== Problem to work on ==
Copy all of the material below exactly.

[Collected data entries]

+ + + + + + +

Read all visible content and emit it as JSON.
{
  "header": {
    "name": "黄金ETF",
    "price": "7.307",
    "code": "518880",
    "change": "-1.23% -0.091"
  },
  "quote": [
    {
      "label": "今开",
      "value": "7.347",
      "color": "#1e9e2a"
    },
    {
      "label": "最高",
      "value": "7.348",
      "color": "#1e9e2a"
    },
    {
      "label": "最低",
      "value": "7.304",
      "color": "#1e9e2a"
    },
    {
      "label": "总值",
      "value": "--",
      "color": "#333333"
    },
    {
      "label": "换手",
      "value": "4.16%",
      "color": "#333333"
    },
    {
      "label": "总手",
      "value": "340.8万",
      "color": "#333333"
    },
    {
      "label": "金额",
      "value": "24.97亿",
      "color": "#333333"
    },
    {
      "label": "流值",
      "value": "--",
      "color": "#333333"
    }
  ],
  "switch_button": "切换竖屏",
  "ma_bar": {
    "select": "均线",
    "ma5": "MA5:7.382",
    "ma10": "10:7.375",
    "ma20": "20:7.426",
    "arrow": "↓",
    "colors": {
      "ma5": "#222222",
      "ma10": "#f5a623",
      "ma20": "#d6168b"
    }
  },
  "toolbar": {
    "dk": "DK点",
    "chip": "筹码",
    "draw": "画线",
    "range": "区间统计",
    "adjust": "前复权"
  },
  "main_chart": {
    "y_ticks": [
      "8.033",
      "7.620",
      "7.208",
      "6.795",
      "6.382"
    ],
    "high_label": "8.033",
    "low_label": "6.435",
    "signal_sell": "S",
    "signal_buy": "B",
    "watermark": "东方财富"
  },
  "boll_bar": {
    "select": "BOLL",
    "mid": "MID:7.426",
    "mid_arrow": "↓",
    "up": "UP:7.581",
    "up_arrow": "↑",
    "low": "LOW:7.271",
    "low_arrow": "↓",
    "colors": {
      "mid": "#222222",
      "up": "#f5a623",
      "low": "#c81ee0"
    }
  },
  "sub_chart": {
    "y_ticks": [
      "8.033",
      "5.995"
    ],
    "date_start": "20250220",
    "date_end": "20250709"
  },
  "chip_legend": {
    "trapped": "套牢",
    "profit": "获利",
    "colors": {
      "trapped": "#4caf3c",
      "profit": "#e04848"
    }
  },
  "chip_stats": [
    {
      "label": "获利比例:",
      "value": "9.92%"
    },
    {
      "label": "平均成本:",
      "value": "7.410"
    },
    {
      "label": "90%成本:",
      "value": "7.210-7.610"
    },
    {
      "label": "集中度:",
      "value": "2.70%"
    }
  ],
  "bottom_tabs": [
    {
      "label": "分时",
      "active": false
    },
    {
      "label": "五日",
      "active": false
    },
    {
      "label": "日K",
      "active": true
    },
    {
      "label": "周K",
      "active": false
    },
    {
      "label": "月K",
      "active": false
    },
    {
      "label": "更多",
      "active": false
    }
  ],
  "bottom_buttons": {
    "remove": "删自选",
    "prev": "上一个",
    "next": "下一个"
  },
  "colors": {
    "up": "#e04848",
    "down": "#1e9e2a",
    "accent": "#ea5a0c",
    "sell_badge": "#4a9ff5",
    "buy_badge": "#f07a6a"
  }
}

+ + + + + + +

== Reply to the task ==
Read all visible content and emit it as JSON.
{
  "header": {
    "name": "黄金ETF",
    "price": "7.307",
    "code": "518880",
    "change": "-1.23% -0.091"
  },
  "quote": [
    {
      "label": "今开",
      "value": "7.347",
      "color": "#1e9e2a"
    },
    {
      "label": "最高",
      "value": "7.348",
      "color": "#1e9e2a"
    },
    {
      "label": "最低",
      "value": "7.304",
      "color": "#1e9e2a"
    },
    {
      "label": "总值",
      "value": "--",
      "color": "#333333"
    },
    {
      "label": "换手",
      "value": "4.16%",
      "color": "#333333"
    },
    {
      "label": "总手",
      "value": "340.8万",
      "color": "#333333"
    },
    {
      "label": "金额",
      "value": "24.97亿",
      "color": "#333333"
    },
    {
      "label": "流值",
      "value": "--",
      "color": "#333333"
    }
  ],
  "switch_button": "切换竖屏",
  "ma_bar": {
    "select": "均线",
    "ma5": "MA5:7.382",
    "ma10": "10:7.375",
    "ma20": "20:7.426",
    "arrow": "↓",
    "colors": {
      "ma5": "#222222",
      "ma10": "#f5a623",
      "ma20": "#d6168b"
    }
  },
  "toolbar": {
    "dk": "DK点",
    "chip": "筹码",
    "draw": "画线",
    "range": "区间统计",
    "adjust": "前复权"
  },
  "main_chart": {
    "y_ticks": [
      "8.033",
      "7.620",
      "7.208",
      "6.795",
      "6.382"
    ],
    "high_label": "8.033",
    "low_label": "6.435",
    "signal_sell": "S",
    "signal_buy": "B",
    "watermark": "东方财富"
  },
  "boll_bar": {
    "select": "BOLL",
    "mid": "MID:7.426",
    "mid_arrow": "↓",
    "up": "UP:7.581",
    "up_arrow": "↑",
    "low": "LOW:7.271",
    "low_arrow": "↓",
    "colors": {
      "mid": "#222222",
      "up": "#f5a623",
      "low": "#c81ee0"
    }
  },
  "sub_chart": {
    "y_ticks": [
      "8.033",
      "5.995"
    ],
    "date_start": "20250220",
    "date_end": "20250709"
  },
  "chip_legend": {
    "trapped": "套牢",
    "profit": "获利",
    "colors": {
      "trapped": "#4caf3c",
      "profit": "#e04848"
    }
  },
  "chip_stats": [
    {
      "label": "获利比例:",
      "value": "9.92%"
    },
    {
      "label": "平均成本:",
      "value": "7.410"
    },
    {
      "label": "90%成本:",
      "value": "7.210-7.610"
    },
    {
      "label": "集中度:",
      "value": "2.70%"
    }
  ],
  "bottom_tabs": [
    {
      "label": "分时",
      "active": false
    },
    {
      "label": "五日",
      "active": false
    },
    {
      "label": "日K",
      "active": true
    },
    {
      "label": "周K",
      "active": false
    },
    {
      "label": "月K",
      "active": false
    },
    {
      "label": "更多",
      "active": false
    }
  ],
  "bottom_buttons": {
    "remove": "删自选",
    "prev": "上一个",
    "next": "下一个"
  },
  "colors": {
    "up": "#e04848",
    "down": "#1e9e2a",
    "accent": "#ea5a0c",
    "sell_badge": "#4a9ff5",
    "buy_badge": "#f07a6a"
  }
}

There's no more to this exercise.